(Records from a data source)
# # #
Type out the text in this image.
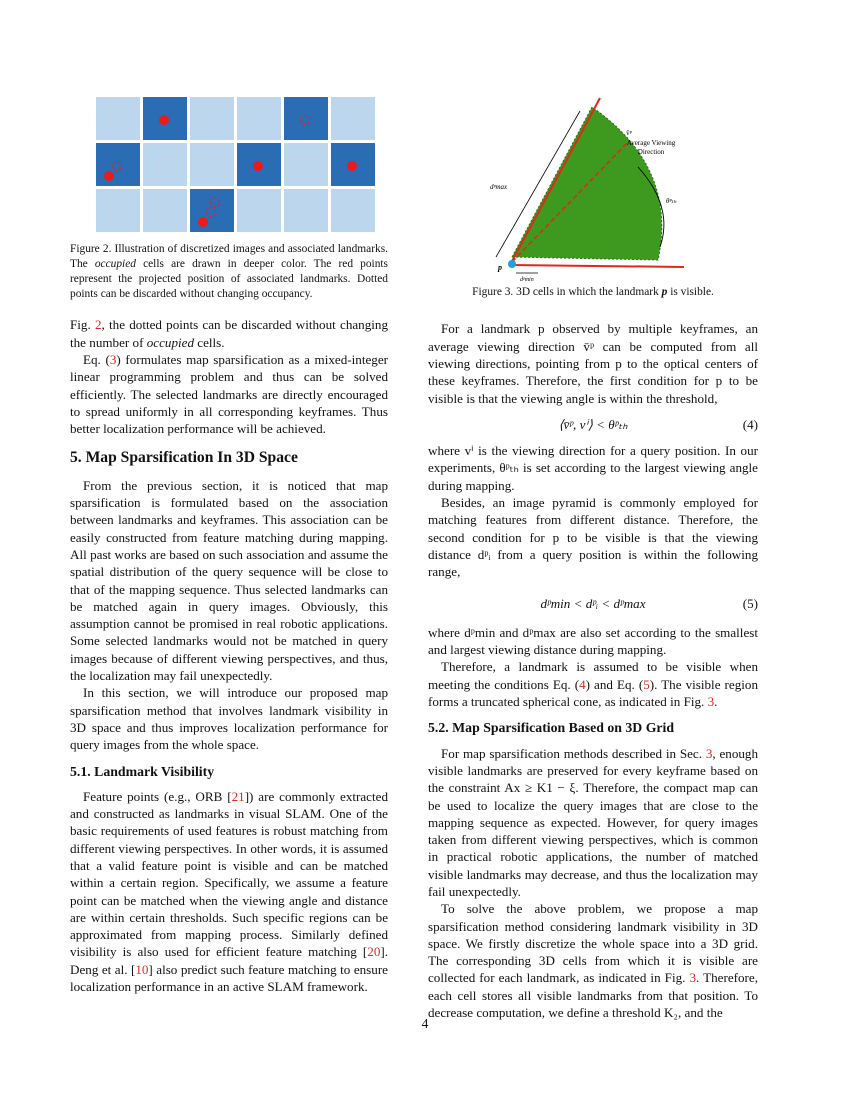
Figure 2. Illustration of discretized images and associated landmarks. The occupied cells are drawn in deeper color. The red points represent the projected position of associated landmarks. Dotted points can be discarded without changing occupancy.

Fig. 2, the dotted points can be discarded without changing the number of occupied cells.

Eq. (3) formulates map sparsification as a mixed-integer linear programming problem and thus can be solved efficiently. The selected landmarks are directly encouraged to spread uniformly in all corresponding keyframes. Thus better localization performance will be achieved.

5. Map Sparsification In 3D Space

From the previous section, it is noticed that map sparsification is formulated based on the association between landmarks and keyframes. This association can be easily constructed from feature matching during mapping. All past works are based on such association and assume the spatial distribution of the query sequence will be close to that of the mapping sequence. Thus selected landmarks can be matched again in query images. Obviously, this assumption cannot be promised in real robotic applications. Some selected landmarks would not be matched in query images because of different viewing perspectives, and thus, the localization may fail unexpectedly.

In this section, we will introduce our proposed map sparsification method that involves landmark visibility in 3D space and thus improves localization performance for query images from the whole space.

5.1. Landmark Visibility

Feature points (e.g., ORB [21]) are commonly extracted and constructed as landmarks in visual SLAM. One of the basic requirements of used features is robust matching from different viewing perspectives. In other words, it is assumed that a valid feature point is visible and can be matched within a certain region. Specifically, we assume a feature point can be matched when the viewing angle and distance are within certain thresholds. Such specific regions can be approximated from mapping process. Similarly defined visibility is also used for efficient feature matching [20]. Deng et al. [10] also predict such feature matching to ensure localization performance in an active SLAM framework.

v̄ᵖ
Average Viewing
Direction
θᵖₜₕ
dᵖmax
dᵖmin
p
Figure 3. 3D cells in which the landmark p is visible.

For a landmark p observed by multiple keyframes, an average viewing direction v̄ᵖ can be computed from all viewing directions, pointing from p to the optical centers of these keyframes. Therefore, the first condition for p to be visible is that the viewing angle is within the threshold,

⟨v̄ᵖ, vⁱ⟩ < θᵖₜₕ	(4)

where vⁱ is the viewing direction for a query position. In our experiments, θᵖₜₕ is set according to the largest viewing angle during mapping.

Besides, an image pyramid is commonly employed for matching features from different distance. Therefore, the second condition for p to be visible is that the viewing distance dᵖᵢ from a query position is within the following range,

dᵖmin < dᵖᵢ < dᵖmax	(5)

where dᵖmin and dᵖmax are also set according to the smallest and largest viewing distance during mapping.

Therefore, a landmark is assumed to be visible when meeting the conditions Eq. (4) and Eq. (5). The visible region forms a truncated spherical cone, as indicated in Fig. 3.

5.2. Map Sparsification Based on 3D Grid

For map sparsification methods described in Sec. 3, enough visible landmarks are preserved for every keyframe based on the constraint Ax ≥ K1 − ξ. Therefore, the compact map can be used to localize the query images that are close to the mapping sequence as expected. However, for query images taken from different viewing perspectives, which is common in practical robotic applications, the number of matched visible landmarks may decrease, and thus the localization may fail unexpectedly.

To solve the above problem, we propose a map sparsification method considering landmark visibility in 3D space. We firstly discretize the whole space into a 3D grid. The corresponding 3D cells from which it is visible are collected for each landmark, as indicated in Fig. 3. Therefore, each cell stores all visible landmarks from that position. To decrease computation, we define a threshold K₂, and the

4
# # #
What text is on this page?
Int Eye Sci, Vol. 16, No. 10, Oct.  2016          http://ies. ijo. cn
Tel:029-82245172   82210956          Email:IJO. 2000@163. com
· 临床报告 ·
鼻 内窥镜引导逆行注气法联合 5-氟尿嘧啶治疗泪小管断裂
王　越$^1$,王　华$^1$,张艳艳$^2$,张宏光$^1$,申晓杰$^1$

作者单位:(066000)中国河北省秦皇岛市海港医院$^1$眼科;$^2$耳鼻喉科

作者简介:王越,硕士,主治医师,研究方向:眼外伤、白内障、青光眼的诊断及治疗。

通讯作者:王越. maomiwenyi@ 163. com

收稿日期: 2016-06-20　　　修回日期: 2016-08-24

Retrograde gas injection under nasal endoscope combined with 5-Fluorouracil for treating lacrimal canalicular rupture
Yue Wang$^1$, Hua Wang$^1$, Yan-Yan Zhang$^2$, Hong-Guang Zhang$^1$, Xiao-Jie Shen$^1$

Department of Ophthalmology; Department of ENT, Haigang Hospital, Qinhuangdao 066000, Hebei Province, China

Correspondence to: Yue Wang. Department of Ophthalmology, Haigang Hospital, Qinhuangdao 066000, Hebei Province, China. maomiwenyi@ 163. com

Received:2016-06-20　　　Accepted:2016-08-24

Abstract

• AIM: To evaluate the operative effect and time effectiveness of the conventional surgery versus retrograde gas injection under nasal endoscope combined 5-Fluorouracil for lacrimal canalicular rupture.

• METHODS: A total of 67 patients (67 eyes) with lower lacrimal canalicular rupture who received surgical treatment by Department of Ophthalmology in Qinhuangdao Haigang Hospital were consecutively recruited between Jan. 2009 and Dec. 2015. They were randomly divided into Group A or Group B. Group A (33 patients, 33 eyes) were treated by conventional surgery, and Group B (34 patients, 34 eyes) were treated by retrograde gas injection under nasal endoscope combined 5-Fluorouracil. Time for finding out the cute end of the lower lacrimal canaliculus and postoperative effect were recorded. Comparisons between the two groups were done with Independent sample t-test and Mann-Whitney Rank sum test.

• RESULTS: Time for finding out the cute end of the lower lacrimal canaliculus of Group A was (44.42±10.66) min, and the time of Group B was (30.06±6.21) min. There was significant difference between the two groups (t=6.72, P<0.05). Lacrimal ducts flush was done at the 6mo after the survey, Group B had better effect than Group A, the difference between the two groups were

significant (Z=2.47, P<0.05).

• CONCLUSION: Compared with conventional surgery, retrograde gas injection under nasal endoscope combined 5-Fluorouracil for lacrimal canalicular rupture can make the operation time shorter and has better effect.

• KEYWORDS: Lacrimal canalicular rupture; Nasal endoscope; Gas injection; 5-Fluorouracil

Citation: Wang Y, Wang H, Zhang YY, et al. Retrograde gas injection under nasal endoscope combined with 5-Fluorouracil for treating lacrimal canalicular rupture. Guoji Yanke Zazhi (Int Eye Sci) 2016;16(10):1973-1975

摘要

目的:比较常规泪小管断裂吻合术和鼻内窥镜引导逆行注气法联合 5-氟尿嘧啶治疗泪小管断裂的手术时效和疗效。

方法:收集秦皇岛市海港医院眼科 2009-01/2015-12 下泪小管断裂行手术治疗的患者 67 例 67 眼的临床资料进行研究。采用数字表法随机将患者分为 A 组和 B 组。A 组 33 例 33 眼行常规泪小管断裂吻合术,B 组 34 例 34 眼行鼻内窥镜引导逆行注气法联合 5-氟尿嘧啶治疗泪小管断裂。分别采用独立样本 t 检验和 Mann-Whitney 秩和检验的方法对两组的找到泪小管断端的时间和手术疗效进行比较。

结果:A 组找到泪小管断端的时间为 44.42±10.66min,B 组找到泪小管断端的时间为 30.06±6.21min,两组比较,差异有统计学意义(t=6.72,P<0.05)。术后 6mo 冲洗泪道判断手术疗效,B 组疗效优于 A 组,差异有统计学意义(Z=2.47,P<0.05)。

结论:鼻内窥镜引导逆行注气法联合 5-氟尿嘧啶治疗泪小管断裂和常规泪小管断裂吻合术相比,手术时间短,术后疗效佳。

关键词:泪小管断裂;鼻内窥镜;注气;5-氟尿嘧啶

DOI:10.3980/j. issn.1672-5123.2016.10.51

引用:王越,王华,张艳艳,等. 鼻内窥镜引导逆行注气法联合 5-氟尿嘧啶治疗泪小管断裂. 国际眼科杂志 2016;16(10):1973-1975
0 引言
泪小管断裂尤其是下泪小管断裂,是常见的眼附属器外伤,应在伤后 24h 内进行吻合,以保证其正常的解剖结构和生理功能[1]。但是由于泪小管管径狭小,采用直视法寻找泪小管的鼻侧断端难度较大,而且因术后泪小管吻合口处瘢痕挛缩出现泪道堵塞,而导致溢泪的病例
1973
# # #
PROBLEM TO WORK ON: Whenever the word "according" shows up in a line of the entries above, copy that line.

EXERCISE SOLUTION:
where vⁱ is the viewing direction for a query position. In our experiments, θᵖₜₕ is set according to the largest viewing angle during mapping.
where dᵖmin and dᵖmax are also set according to the smallest and largest viewing distance during mapping.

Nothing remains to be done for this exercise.